• Action item: Filter the records, keeping every line that has the string "name".

Stored dataset items
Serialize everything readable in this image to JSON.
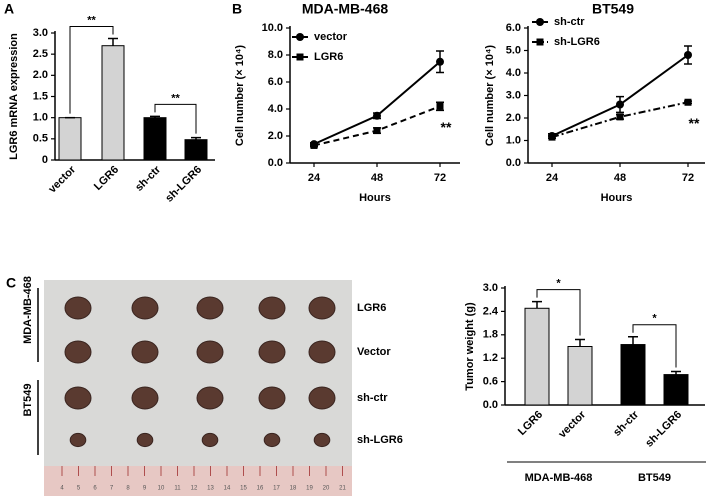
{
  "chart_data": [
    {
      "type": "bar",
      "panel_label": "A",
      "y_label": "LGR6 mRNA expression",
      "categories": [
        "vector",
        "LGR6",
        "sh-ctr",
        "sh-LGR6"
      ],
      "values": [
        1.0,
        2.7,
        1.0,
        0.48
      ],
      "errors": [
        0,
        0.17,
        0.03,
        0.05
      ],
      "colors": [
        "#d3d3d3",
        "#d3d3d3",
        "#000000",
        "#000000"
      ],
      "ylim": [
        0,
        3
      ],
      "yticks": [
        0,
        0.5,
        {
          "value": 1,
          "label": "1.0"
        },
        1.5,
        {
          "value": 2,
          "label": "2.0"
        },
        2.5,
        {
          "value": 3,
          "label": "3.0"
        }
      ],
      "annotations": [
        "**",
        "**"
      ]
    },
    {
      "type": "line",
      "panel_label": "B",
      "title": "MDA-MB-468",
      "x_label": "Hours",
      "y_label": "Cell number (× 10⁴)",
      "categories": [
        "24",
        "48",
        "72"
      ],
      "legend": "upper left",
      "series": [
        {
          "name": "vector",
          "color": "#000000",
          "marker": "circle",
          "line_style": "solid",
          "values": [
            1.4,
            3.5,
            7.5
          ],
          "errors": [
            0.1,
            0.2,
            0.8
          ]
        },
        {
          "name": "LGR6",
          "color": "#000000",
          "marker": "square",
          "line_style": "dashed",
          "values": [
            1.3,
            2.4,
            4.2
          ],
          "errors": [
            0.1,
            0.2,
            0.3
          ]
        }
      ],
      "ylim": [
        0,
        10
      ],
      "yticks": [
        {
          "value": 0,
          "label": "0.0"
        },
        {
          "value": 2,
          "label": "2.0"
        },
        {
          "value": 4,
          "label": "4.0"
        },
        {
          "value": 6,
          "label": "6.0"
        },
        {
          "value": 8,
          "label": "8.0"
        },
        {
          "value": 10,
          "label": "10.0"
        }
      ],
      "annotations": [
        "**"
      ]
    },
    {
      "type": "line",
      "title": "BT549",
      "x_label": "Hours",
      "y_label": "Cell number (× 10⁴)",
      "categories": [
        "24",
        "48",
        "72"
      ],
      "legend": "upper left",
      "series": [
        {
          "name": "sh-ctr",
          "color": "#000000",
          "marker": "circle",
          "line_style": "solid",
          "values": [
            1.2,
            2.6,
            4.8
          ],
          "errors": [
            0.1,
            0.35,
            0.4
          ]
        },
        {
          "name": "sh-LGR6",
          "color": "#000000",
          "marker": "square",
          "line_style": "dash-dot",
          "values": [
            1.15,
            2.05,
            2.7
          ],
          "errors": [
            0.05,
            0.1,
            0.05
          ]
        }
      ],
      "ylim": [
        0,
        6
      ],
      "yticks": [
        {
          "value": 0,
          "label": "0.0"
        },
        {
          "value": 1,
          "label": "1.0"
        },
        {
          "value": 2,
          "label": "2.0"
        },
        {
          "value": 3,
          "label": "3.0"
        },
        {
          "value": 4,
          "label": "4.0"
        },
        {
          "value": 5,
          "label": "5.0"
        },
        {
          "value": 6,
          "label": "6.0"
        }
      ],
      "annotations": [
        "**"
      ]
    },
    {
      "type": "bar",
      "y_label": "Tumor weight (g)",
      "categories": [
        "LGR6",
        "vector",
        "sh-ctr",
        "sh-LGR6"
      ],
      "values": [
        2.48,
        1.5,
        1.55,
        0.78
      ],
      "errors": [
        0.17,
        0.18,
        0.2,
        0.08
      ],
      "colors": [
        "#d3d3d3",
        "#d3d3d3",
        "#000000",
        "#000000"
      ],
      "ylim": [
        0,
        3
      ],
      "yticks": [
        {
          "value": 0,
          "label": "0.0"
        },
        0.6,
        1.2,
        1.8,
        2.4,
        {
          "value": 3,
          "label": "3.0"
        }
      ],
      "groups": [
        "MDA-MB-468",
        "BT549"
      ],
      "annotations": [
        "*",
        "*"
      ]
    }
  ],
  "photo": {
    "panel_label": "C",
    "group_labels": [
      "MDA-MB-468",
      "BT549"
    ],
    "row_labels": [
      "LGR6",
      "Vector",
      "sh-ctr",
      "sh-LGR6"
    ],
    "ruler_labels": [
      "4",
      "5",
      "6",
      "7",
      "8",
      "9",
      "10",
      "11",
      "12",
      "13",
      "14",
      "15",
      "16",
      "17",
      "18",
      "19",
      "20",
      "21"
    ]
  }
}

• Answer space:
          "name": "vector",
          "name": "LGR6",
          "name": "sh-ctr",
          "name": "sh-LGR6",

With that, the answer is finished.